**SHORT PROBLEM**: Print the listing below exactly.

(Extracted data entries)

==============================

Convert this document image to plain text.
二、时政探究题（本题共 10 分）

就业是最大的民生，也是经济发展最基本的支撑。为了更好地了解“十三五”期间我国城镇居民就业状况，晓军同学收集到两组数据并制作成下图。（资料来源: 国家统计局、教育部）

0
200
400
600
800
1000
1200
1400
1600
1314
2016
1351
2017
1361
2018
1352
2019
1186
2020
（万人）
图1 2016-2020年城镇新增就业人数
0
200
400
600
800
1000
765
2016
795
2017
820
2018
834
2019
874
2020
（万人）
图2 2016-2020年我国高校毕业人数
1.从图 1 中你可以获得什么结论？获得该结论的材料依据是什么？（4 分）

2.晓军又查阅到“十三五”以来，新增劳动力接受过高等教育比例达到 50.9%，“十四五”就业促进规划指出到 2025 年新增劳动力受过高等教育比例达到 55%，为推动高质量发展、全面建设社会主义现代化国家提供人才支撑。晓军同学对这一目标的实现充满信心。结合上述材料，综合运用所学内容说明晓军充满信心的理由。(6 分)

==============================

**ANSWER TO THE EXERCISE**:
Convert this document image to plain text.
二、时政探究题（本题共 10 分）

就业是最大的民生，也是经济发展最基本的支撑。为了更好地了解“十三五”期间我国城镇居民就业状况，晓军同学收集到两组数据并制作成下图。（资料来源: 国家统计局、教育部）

0
200
400
600
800
1000
1200
1400
1600
1314
2016
1351
2017
1361
2018
1352
2019
1186
2020
（万人）
图1 2016-2020年城镇新增就业人数
0
200
400
600
800
1000
765
2016
795
2017
820
2018
834
2019
874
2020
（万人）
图2 2016-2020年我国高校毕业人数
1.从图 1 中你可以获得什么结论？获得该结论的材料依据是什么？（4 分）

2.晓军又查阅到“十三五”以来，新增劳动力接受过高等教育比例达到 50.9%，“十四五”就业促进规划指出到 2025 年新增劳动力受过高等教育比例达到 55%，为推动高质量发展、全面建设社会主义现代化国家提供人才支撑。晓军同学对这一目标的实现充满信心。结合上述材料，综合运用所学内容说明晓军充满信心的理由。(6 分)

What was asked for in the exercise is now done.